--- Start ---
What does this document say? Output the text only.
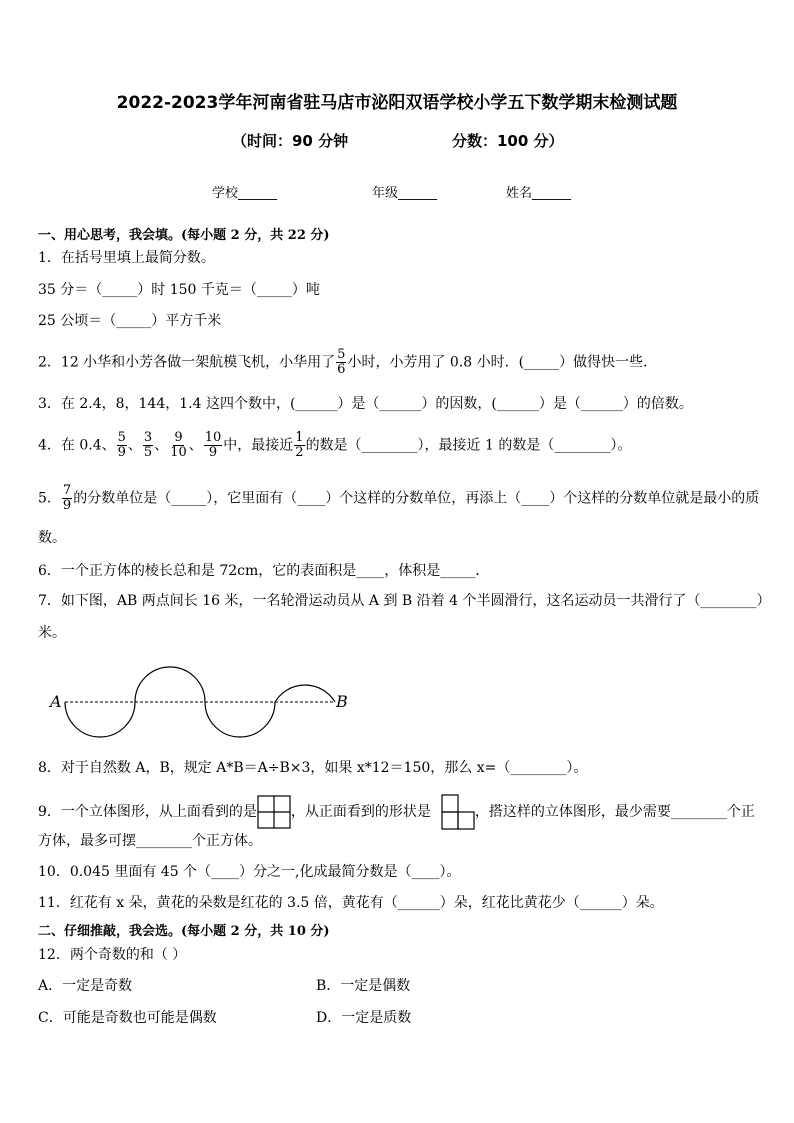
2022-2023学年河南省驻马店市泌阳双语学校小学五下数学期末检测试题
（时间：90 分钟	分数：100 分）
学校______	年级______	姓名______
一、用心思考，我会填。(每小题 2 分，共 22 分)
1．在括号里填上最简分数。
35 分＝（_____）时 150 千克＝（_____）吨
25 公顷＝（_____）平方千米
2．12 小华和小芳各做一架航模飞机，小华用了 $\frac{5}{6}$ 小时，小芳用了 0.8 小时．(_____）做得快一些．
3．在 2.4，8，144，1.4 这四个数中，(______）是（______）的因数，(______）是（______）的倍数。
4．在 0.4、 $\frac{5}{9}$ 、 $\frac{3}{5}$ 、 $\frac{9}{10}$ 、 $\frac{10}{9}$ 中，最接近 $\frac{1}{2}$ 的数是（________），最接近 1 的数是（________）。
5． $\frac{7}{9}$ 的分数单位是（_____），它里面有（____）个这样的分数单位，再添上（____）个这样的分数单位就是最小的质
数。
6．一个正方体的棱长总和是 72cm，它的表面积是____，体积是_____．
7．如下图，AB 两点间长 16 米，一名轮滑运动员从 A 到 B 沿着 4 个半圆滑行，这名运动员一共滑行了（________）
米。
A	B
8．对于自然数 A，B，规定 A*B＝A÷B×3，如果 x*12＝150，那么 x=（________）。
9．一个立体图形，从上面看到的是 ，从正面看到的形状是	，搭这样的立体图形，最少需要________个正
方体，最多可摆________个正方体。
10．0.045 里面有 45 个（____）分之一,化成最简分数是（____）。
11．红花有 x 朵，黄花的朵数是红花的 3.5 倍，黄花有（______）朵，红花比黄花少（______）朵。
二、仔细推敲，我会选。(每小题 2 分，共 10 分)
12．两个奇数的和（ ）
A．一定是奇数	B．一定是偶数
C．可能是奇数也可能是偶数	D．一定是质数
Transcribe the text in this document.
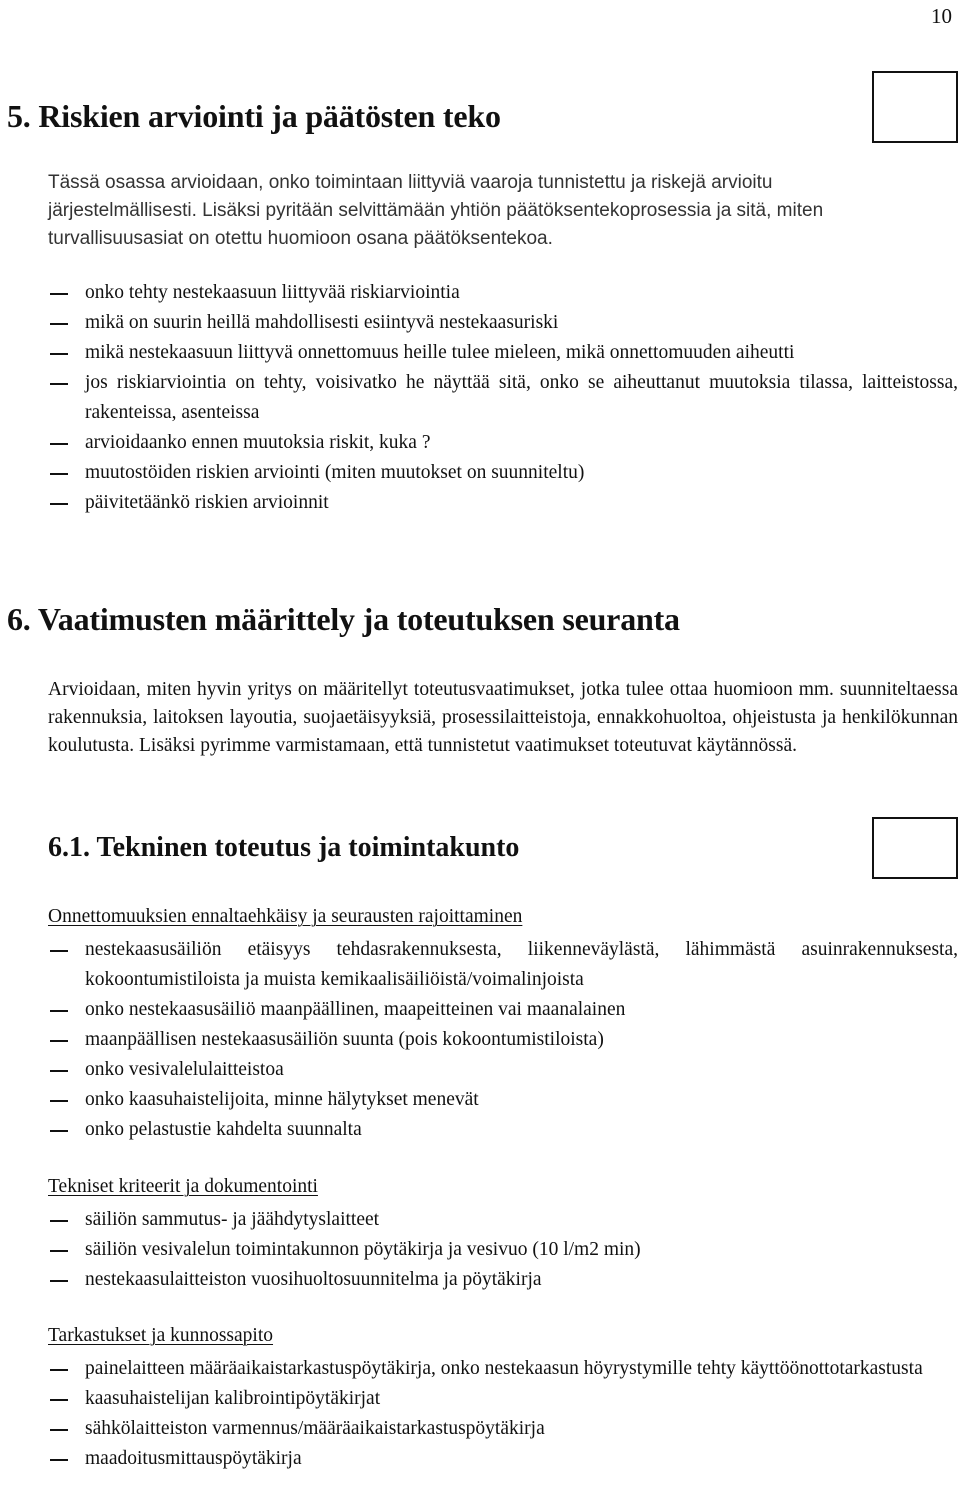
10
5. Riskien arviointi ja päätösten teko
Tässä osassa arvioidaan, onko toimintaan liittyviä vaaroja tunnistettu ja riskejä arvioitu
järjestelmällisesti. Lisäksi pyritään selvittämään yhtiön päätöksentekoprosessia ja sitä, miten
turvallisuusasiat on otettu huomioon osana päätöksentekoa.
onko tehty nestekaasuun liittyvää riskiarviointia
mikä on suurin heillä mahdollisesti esiintyvä nestekaasuriski
mikä nestekaasuun liittyvä onnettomuus heille tulee mieleen, mikä onnettomuuden aiheutti
jos riskiarviointia on tehty, voisivatko he näyttää sitä, onko se aiheuttanut muutoksia tilassa, laitteistossa, rakenteissa, asenteissa
arvioidaanko ennen muutoksia riskit, kuka ?
muutostöiden riskien arviointi (miten muutokset on suunniteltu)
päivitetäänkö riskien arvioinnit
6. Vaatimusten määrittely ja toteutuksen seuranta
Arvioidaan, miten hyvin yritys on määritellyt toteutusvaatimukset, jotka tulee ottaa huomioon mm. suunniteltaessa rakennuksia, laitoksen layoutia, suojaetäisyyksiä, prosessilaitteistoja, ennakkohuoltoa, ohjeistusta ja henkilökunnan koulutusta. Lisäksi pyrimme varmistamaan, että tunnistetut vaatimukset toteutuvat käytännössä.
6.1. Tekninen toteutus ja toimintakunto
Onnettomuuksien ennaltaehkäisy ja seurausten rajoittaminen
nestekaasusäiliön etäisyys tehdasrakennuksesta, liikenneväylästä, lähimmästä asuinrakennuksesta, kokoontumistiloista ja muista kemikaalisäiliöistä/voimalinjoista
onko nestekaasusäiliö maanpäällinen, maapeitteinen vai maanalainen
maanpäällisen nestekaasusäiliön suunta (pois kokoontumistiloista)
onko vesivalelulaitteistoa
onko kaasuhaistelijoita, minne hälytykset menevät
onko pelastustie kahdelta suunnalta
Tekniset kriteerit ja dokumentointi
säiliön sammutus- ja jäähdytyslaitteet
säiliön vesivalelun toimintakunnon pöytäkirja ja vesivuo (10 l/m2 min)
nestekaasulaitteiston vuosihuoltosuunnitelma ja pöytäkirja
Tarkastukset ja kunnossapito
painelaitteen määräaikaistarkastuspöytäkirja, onko nestekaasun höyrystymille tehty käyttöönottotarkastusta
kaasuhaistelijan kalibrointipöytäkirjat
sähkölaitteiston varmennus/määräaikaistarkastuspöytäkirja
maadoitusmittauspöytäkirja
--- End ---
> _PROBLEM DESCRIPTION_
Retype all the records shown above, character for character. Omit every picture.

> _RESULT FOR THIS TASK_
What does this document say? Output the text only.
2022-2023学年河南省驻马店市泌阳双语学校小学五下数学期末检测试题
（时间：90 分钟	分数：100 分）
学校______	年级______	姓名______
一、用心思考，我会填。(每小题 2 分，共 22 分)
1．在括号里填上最简分数。
35 分＝（_____）时 150 千克＝（_____）吨
25 公顷＝（_____）平方千米
2．12 小华和小芳各做一架航模飞机，小华用了 $\frac{5}{6}$ 小时，小芳用了 0.8 小时．(_____）做得快一些．
3．在 2.4，8，144，1.4 这四个数中，(______）是（______）的因数，(______）是（______）的倍数。
4．在 0.4、 $\frac{5}{9}$ 、 $\frac{3}{5}$ 、 $\frac{9}{10}$ 、 $\frac{10}{9}$ 中，最接近 $\frac{1}{2}$ 的数是（________），最接近 1 的数是（________）。
5． $\frac{7}{9}$ 的分数单位是（_____），它里面有（____）个这样的分数单位，再添上（____）个这样的分数单位就是最小的质
数。
6．一个正方体的棱长总和是 72cm，它的表面积是____，体积是_____．
7．如下图，AB 两点间长 16 米，一名轮滑运动员从 A 到 B 沿着 4 个半圆滑行，这名运动员一共滑行了（________）
米。
A	B
8．对于自然数 A，B，规定 A*B＝A÷B×3，如果 x*12＝150，那么 x=（________）。
9．一个立体图形，从上面看到的是 ，从正面看到的形状是	，搭这样的立体图形，最少需要________个正
方体，最多可摆________个正方体。
10．0.045 里面有 45 个（____）分之一,化成最简分数是（____）。
11．红花有 x 朵，黄花的朵数是红花的 3.5 倍，黄花有（______）朵，红花比黄花少（______）朵。
二、仔细推敲，我会选。(每小题 2 分，共 10 分)
12．两个奇数的和（ ）
A．一定是奇数	B．一定是偶数
C．可能是奇数也可能是偶数	D．一定是质数
Transcribe the text in this document.
10
5. Riskien arviointi ja päätösten teko
Tässä osassa arvioidaan, onko toimintaan liittyviä vaaroja tunnistettu ja riskejä arvioitu
järjestelmällisesti. Lisäksi pyritään selvittämään yhtiön päätöksentekoprosessia ja sitä, miten
turvallisuusasiat on otettu huomioon osana päätöksentekoa.
onko tehty nestekaasuun liittyvää riskiarviointia
mikä on suurin heillä mahdollisesti esiintyvä nestekaasuriski
mikä nestekaasuun liittyvä onnettomuus heille tulee mieleen, mikä onnettomuuden aiheutti
jos riskiarviointia on tehty, voisivatko he näyttää sitä, onko se aiheuttanut muutoksia tilassa, laitteistossa, rakenteissa, asenteissa
arvioidaanko ennen muutoksia riskit, kuka ?
muutostöiden riskien arviointi (miten muutokset on suunniteltu)
päivitetäänkö riskien arvioinnit
6. Vaatimusten määrittely ja toteutuksen seuranta
Arvioidaan, miten hyvin yritys on määritellyt toteutusvaatimukset, jotka tulee ottaa huomioon mm. suunniteltaessa rakennuksia, laitoksen layoutia, suojaetäisyyksiä, prosessilaitteistoja, ennakkohuoltoa, ohjeistusta ja henkilökunnan koulutusta. Lisäksi pyrimme varmistamaan, että tunnistetut vaatimukset toteutuvat käytännössä.
6.1. Tekninen toteutus ja toimintakunto
Onnettomuuksien ennaltaehkäisy ja seurausten rajoittaminen
nestekaasusäiliön etäisyys tehdasrakennuksesta, liikenneväylästä, lähimmästä asuinrakennuksesta, kokoontumistiloista ja muista kemikaalisäiliöistä/voimalinjoista
onko nestekaasusäiliö maanpäällinen, maapeitteinen vai maanalainen
maanpäällisen nestekaasusäiliön suunta (pois kokoontumistiloista)
onko vesivalelulaitteistoa
onko kaasuhaistelijoita, minne hälytykset menevät
onko pelastustie kahdelta suunnalta
Tekniset kriteerit ja dokumentointi
säiliön sammutus- ja jäähdytyslaitteet
säiliön vesivalelun toimintakunnon pöytäkirja ja vesivuo (10 l/m2 min)
nestekaasulaitteiston vuosihuoltosuunnitelma ja pöytäkirja
Tarkastukset ja kunnossapito
painelaitteen määräaikaistarkastuspöytäkirja, onko nestekaasun höyrystymille tehty käyttöönottotarkastusta
kaasuhaistelijan kalibrointipöytäkirjat
sähkölaitteiston varmennus/määräaikaistarkastuspöytäkirja
maadoitusmittauspöytäkirja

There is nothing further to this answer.